- Task directions:
Copy each record exactly as it reads, leaving out any pictures it holds.

+-------+

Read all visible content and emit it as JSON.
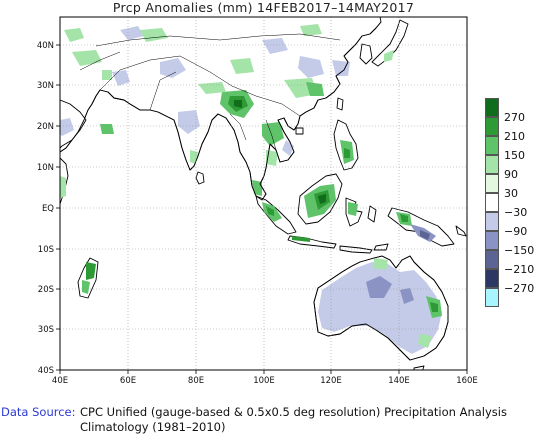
{
  "title": "Prcp Anomalies (mm) 14FEB2017–14MAY2017",
  "map": {
    "lon_ticks": [
      "40E",
      "60E",
      "80E",
      "100E",
      "120E",
      "140E",
      "160E"
    ],
    "lat_ticks": [
      "40N",
      "30N",
      "20N",
      "10N",
      "EQ",
      "10S",
      "20S",
      "30S",
      "40S"
    ],
    "land_color": "#ffffff",
    "coast_color": "#000000",
    "grid_color": "#999999"
  },
  "legend": {
    "labels": [
      "270",
      "210",
      "150",
      "90",
      "30",
      "−30",
      "−90",
      "−150",
      "−210",
      "−270"
    ],
    "colors": [
      "#0f6d1c",
      "#2e9a35",
      "#5fc36a",
      "#a4e4a8",
      "#e3f7e1",
      "#ffffff",
      "#c4cbe8",
      "#8a93c4",
      "#5b6493",
      "#2d3764",
      "#a9f5ff"
    ]
  },
  "source": {
    "key": "Data Source:",
    "line1": "CPC Unified (gauge-based & 0.5x0.5 deg resolution) Precipitation Analysis",
    "line2": "Climatology (1981–2010)"
  }
}
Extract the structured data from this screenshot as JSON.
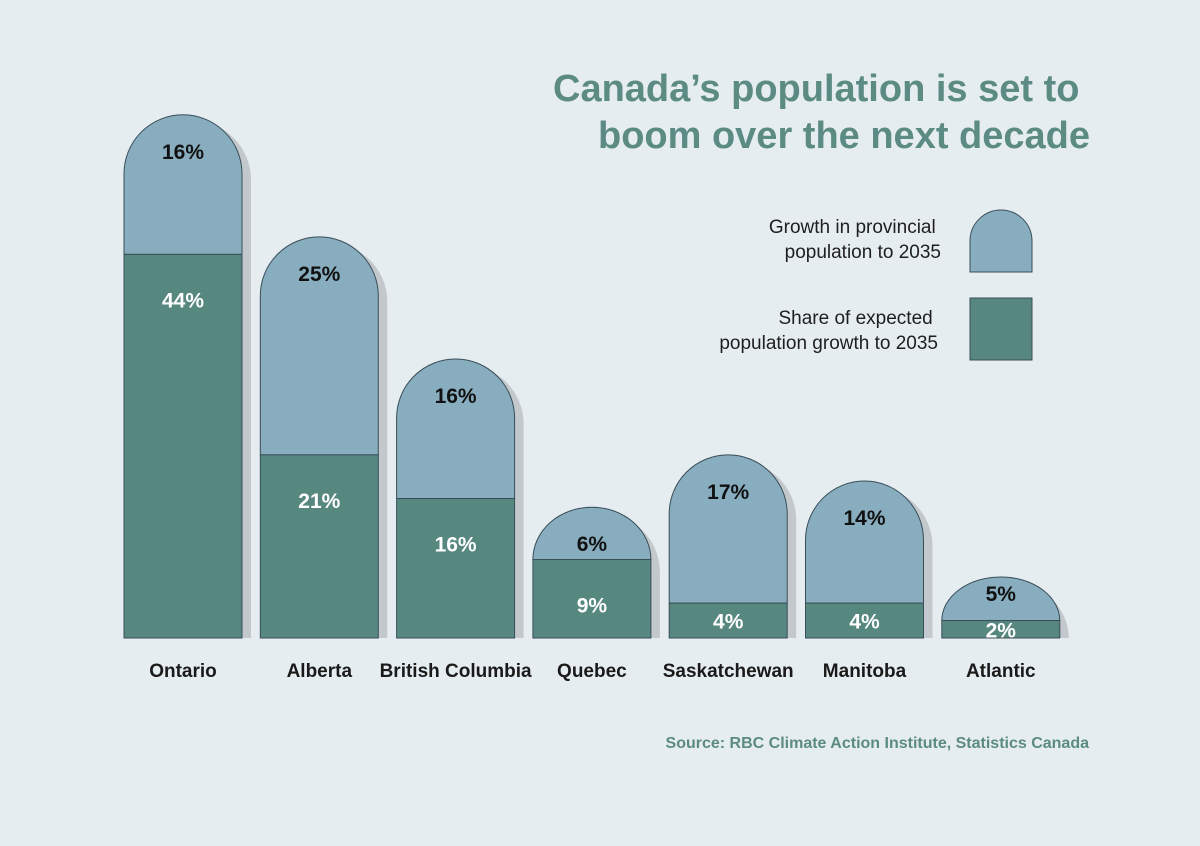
{
  "title_lines": [
    "Canada’s population is set to",
    "boom over the next decade"
  ],
  "legend": [
    {
      "lines": [
        "Growth in provincial",
        "population to 2035"
      ],
      "color": "#87adbf",
      "shape": "rounded-top"
    },
    {
      "lines": [
        "Share of expected",
        "population growth to 2035"
      ],
      "color": "#578880",
      "shape": "square"
    }
  ],
  "source": "Source: RBC Climate Action Institute, Statistics Canada",
  "colors": {
    "background": "#e6edf1",
    "growth": "#87adbf",
    "share": "#578880",
    "shadow": "#c3c8cc",
    "title": "#5c8b84",
    "dark_label": "#111111",
    "light_label": "#ffffff"
  },
  "chart_data": {
    "type": "bar",
    "stacked": true,
    "categories": [
      "Ontario",
      "Alberta",
      "British Columbia",
      "Quebec",
      "Saskatchewan",
      "Manitoba",
      "Atlantic"
    ],
    "series": [
      {
        "name": "Share of expected population growth to 2035",
        "values": [
          44,
          21,
          16,
          9,
          4,
          4,
          2
        ],
        "labels": [
          "44%",
          "21%",
          "16%",
          "9%",
          "4%",
          "4%",
          "2%"
        ]
      },
      {
        "name": "Growth in provincial population to 2035",
        "values": [
          16,
          25,
          16,
          6,
          17,
          14,
          5
        ],
        "labels": [
          "16%",
          "25%",
          "16%",
          "6%",
          "17%",
          "14%",
          "5%"
        ]
      }
    ],
    "title": "Canada’s population is set to boom over the next decade",
    "xlabel": "",
    "ylabel": "",
    "grid": false,
    "legend_position": "top-right"
  }
}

+-------+

- Answer to this task:
Read all visible content and emit it as JSON.
{
  "title": "Prcp Anomalies (mm) 14FEB2017–14MAY2017",
  "map": {
    "lon_ticks": [
      "40E",
      "60E",
      "80E",
      "100E",
      "120E",
      "140E",
      "160E"
    ],
    "lat_ticks": [
      "40N",
      "30N",
      "20N",
      "10N",
      "EQ",
      "10S",
      "20S",
      "30S",
      "40S"
    ],
    "land_color": "#ffffff",
    "coast_color": "#000000",
    "grid_color": "#999999"
  },
  "legend": {
    "labels": [
      "270",
      "210",
      "150",
      "90",
      "30",
      "−30",
      "−90",
      "−150",
      "−210",
      "−270"
    ],
    "colors": [
      "#0f6d1c",
      "#2e9a35",
      "#5fc36a",
      "#a4e4a8",
      "#e3f7e1",
      "#ffffff",
      "#c4cbe8",
      "#8a93c4",
      "#5b6493",
      "#2d3764",
      "#a9f5ff"
    ]
  },
  "source": {
    "key": "Data Source:",
    "line1": "CPC Unified (gauge-based & 0.5x0.5 deg resolution) Precipitation Analysis",
    "line2": "Climatology (1981–2010)"
  }
}
Extract the structured data from this screenshot as JSON.
{
  "title_lines": [
    "Canada’s population is set to",
    "boom over the next decade"
  ],
  "legend": [
    {
      "lines": [
        "Growth in provincial",
        "population to 2035"
      ],
      "color": "#87adbf",
      "shape": "rounded-top"
    },
    {
      "lines": [
        "Share of expected",
        "population growth to 2035"
      ],
      "color": "#578880",
      "shape": "square"
    }
  ],
  "source": "Source: RBC Climate Action Institute, Statistics Canada",
  "colors": {
    "background": "#e6edf1",
    "growth": "#87adbf",
    "share": "#578880",
    "shadow": "#c3c8cc",
    "title": "#5c8b84",
    "dark_label": "#111111",
    "light_label": "#ffffff"
  },
  "chart_data": {
    "type": "bar",
    "stacked": true,
    "categories": [
      "Ontario",
      "Alberta",
      "British Columbia",
      "Quebec",
      "Saskatchewan",
      "Manitoba",
      "Atlantic"
    ],
    "series": [
      {
        "name": "Share of expected population growth to 2035",
        "values": [
          44,
          21,
          16,
          9,
          4,
          4,
          2
        ],
        "labels": [
          "44%",
          "21%",
          "16%",
          "9%",
          "4%",
          "4%",
          "2%"
        ]
      },
      {
        "name": "Growth in provincial population to 2035",
        "values": [
          16,
          25,
          16,
          6,
          17,
          14,
          5
        ],
        "labels": [
          "16%",
          "25%",
          "16%",
          "6%",
          "17%",
          "14%",
          "5%"
        ]
      }
    ],
    "title": "Canada’s population is set to boom over the next decade",
    "xlabel": "",
    "ylabel": "",
    "grid": false,
    "legend_position": "top-right"
  }
}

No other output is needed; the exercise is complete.